Data excerpts:
○ ○ ○
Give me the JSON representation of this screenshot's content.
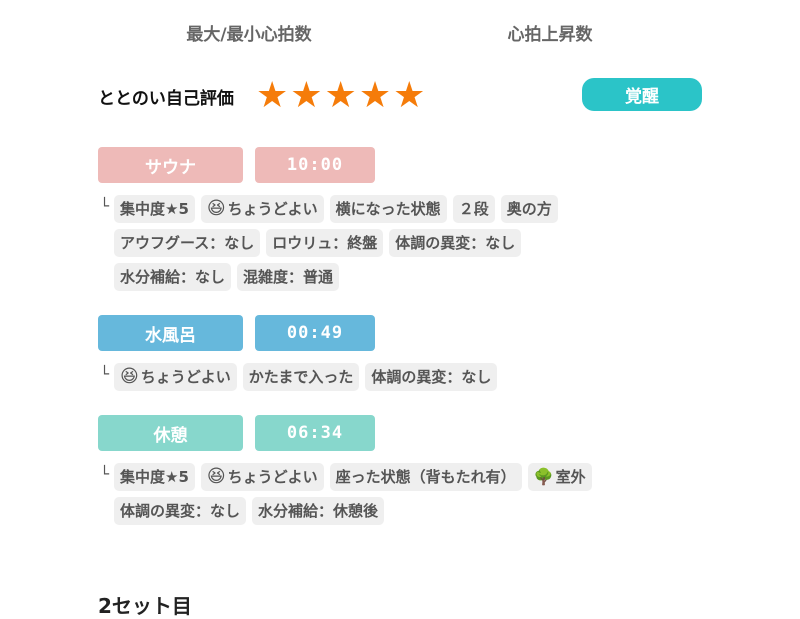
{
  "heart_rate": {
    "max_min_label": "最大/最小心拍数",
    "rise_label": "心拍上昇数"
  },
  "evaluation": {
    "label": "ととのい自己評価",
    "stars": "★★★★★",
    "rating": 5,
    "badge": "覚醒",
    "badge_color": "#2bc4c8",
    "star_color": "#f57c0a"
  },
  "branch_glyph": "└",
  "sections": {
    "sauna": {
      "name": "サウナ",
      "time": "10:00",
      "color": "#eebab8",
      "tags": [
        "集中度★5",
        "ちょうどよい",
        "横になった状態",
        "２段",
        "奥の方",
        "アウフグース：なし",
        "ロウリュ：終盤",
        "体調の異変：なし",
        "水分補給：なし",
        "混雑度：普通"
      ]
    },
    "mizuburo": {
      "name": "水風呂",
      "time": "00:49",
      "color": "#66b8dc",
      "tags": [
        "ちょうどよい",
        "かたまで入った",
        "体調の異変：なし"
      ]
    },
    "kyukei": {
      "name": "休憩",
      "time": "06:34",
      "color": "#87d7cc",
      "tags": [
        "集中度★5",
        "ちょうどよい",
        "座った状態（背もたれ有）",
        "室外",
        "体調の異変：なし",
        "水分補給：休憩後"
      ]
    }
  },
  "icons": {
    "grin": "grinning-squinting-face-icon",
    "tree": "tree-icon"
  },
  "next_cut_label": "2セット目"
}
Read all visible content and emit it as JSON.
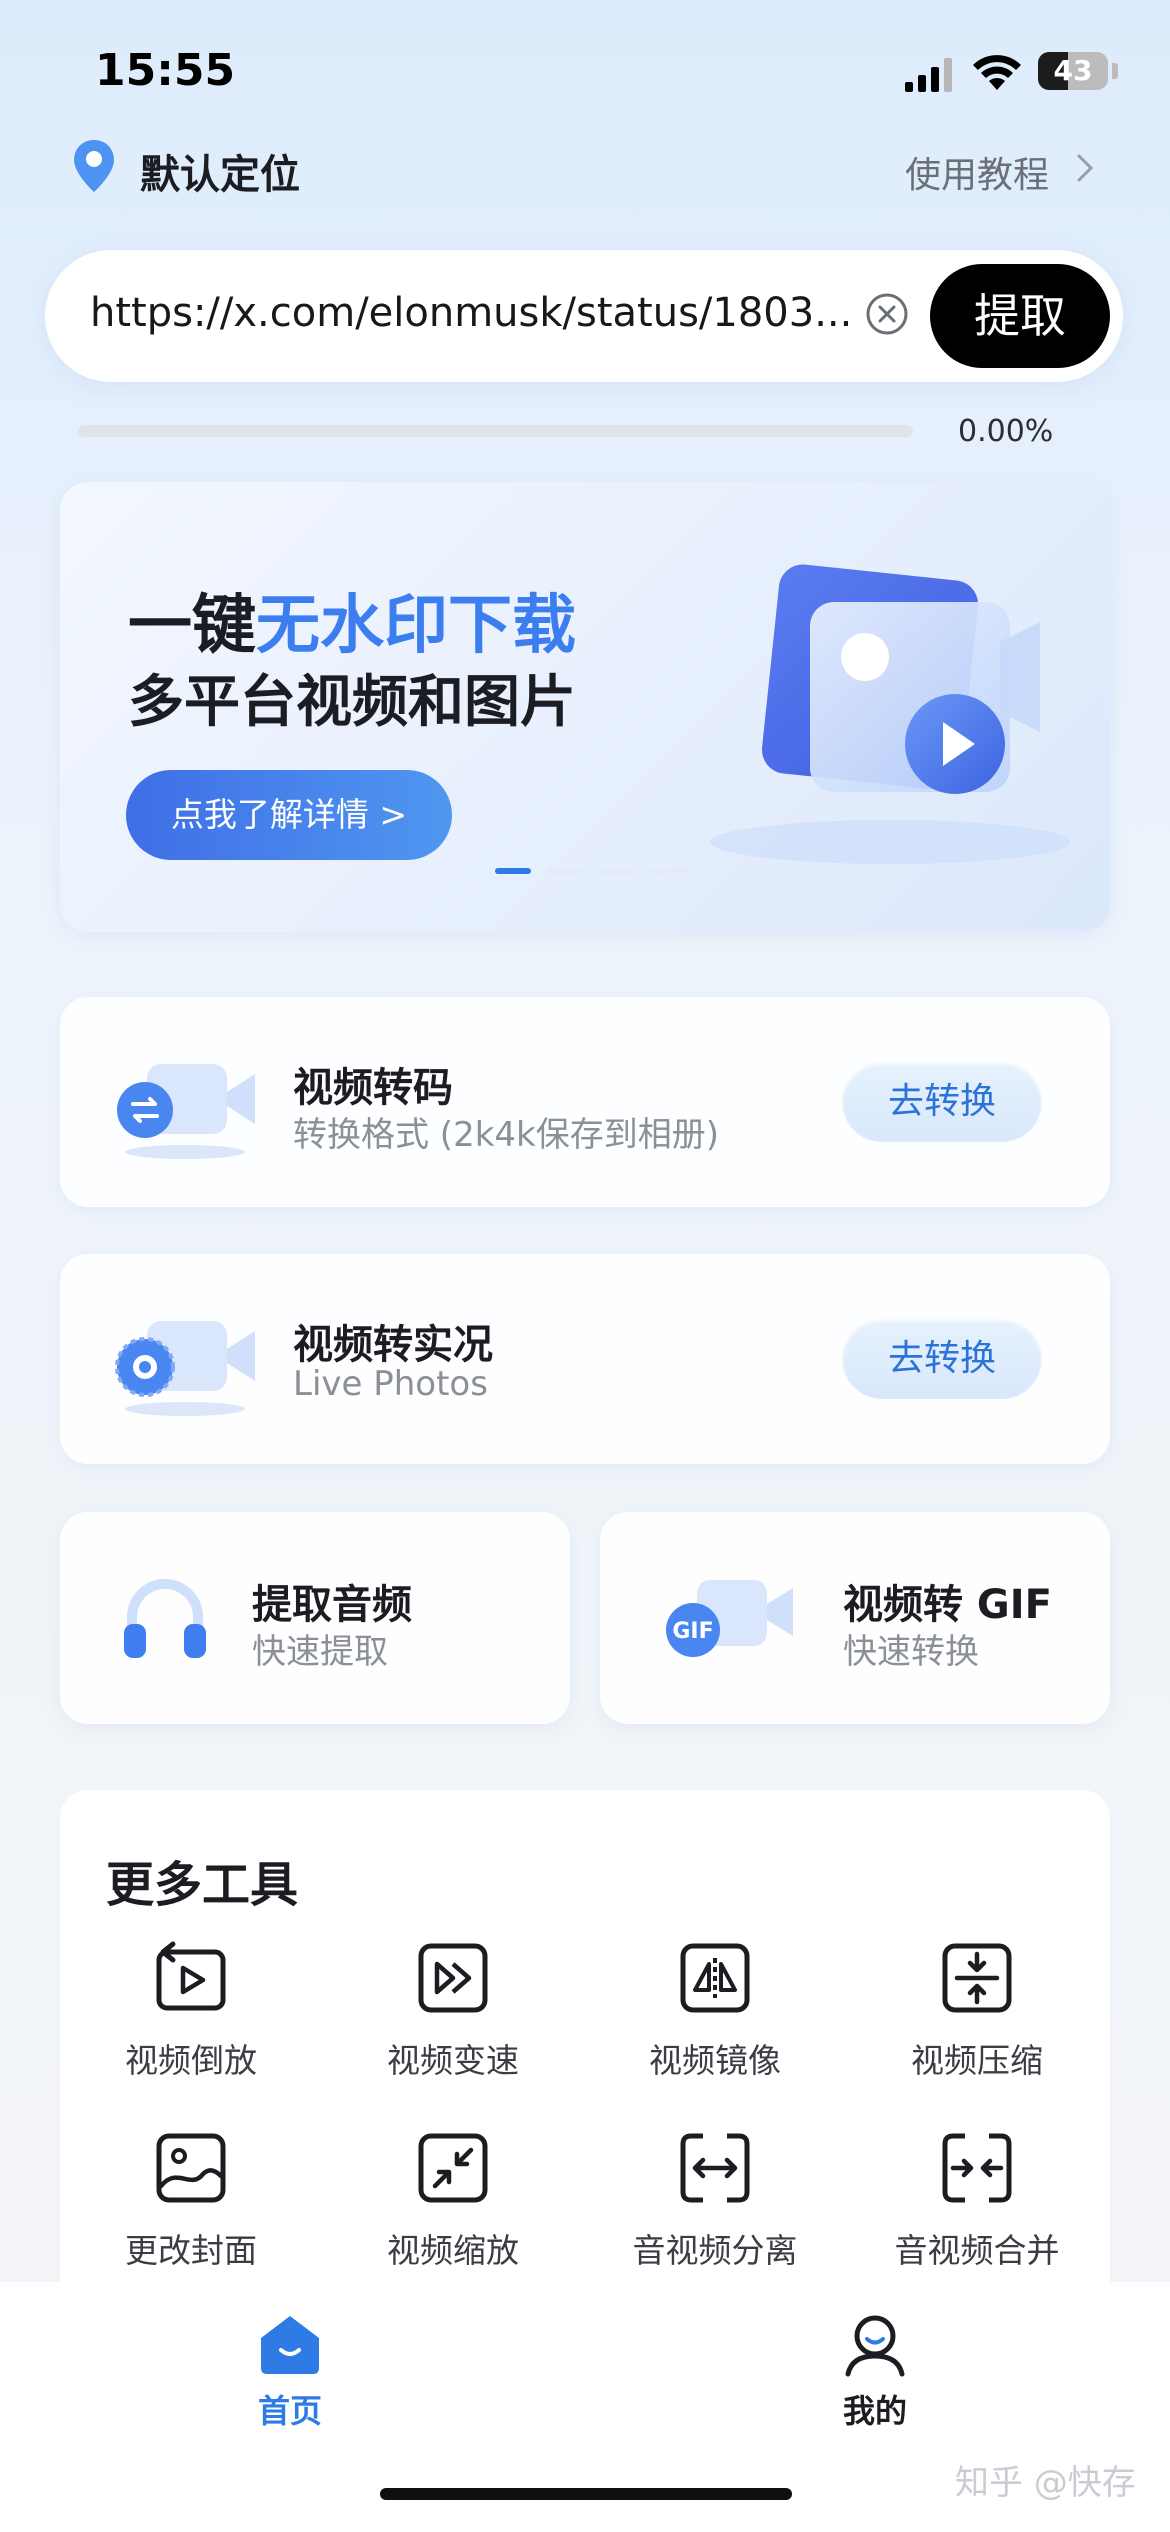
○ ○ ○
:: GIVEN EXERCISE ::
Leave the pictures out and reproduce all of the records exactly.

:: PROBLEM SOLUTION ::
Give me the JSON representation of this screenshot's content.
{
  "heart_rate": {
    "max_min_label": "最大/最小心拍数",
    "rise_label": "心拍上昇数"
  },
  "evaluation": {
    "label": "ととのい自己評価",
    "stars": "★★★★★",
    "rating": 5,
    "badge": "覚醒",
    "badge_color": "#2bc4c8",
    "star_color": "#f57c0a"
  },
  "branch_glyph": "└",
  "sections": {
    "sauna": {
      "name": "サウナ",
      "time": "10:00",
      "color": "#eebab8",
      "tags": [
        "集中度★5",
        "ちょうどよい",
        "横になった状態",
        "２段",
        "奥の方",
        "アウフグース：なし",
        "ロウリュ：終盤",
        "体調の異変：なし",
        "水分補給：なし",
        "混雑度：普通"
      ]
    },
    "mizuburo": {
      "name": "水風呂",
      "time": "00:49",
      "color": "#66b8dc",
      "tags": [
        "ちょうどよい",
        "かたまで入った",
        "体調の異変：なし"
      ]
    },
    "kyukei": {
      "name": "休憩",
      "time": "06:34",
      "color": "#87d7cc",
      "tags": [
        "集中度★5",
        "ちょうどよい",
        "座った状態（背もたれ有）",
        "室外",
        "体調の異変：なし",
        "水分補給：休憩後"
      ]
    }
  },
  "icons": {
    "grin": "grinning-squinting-face-icon",
    "tree": "tree-icon"
  },
  "next_cut_label": "2セット目"
}
Read all visible content and emit it as JSON.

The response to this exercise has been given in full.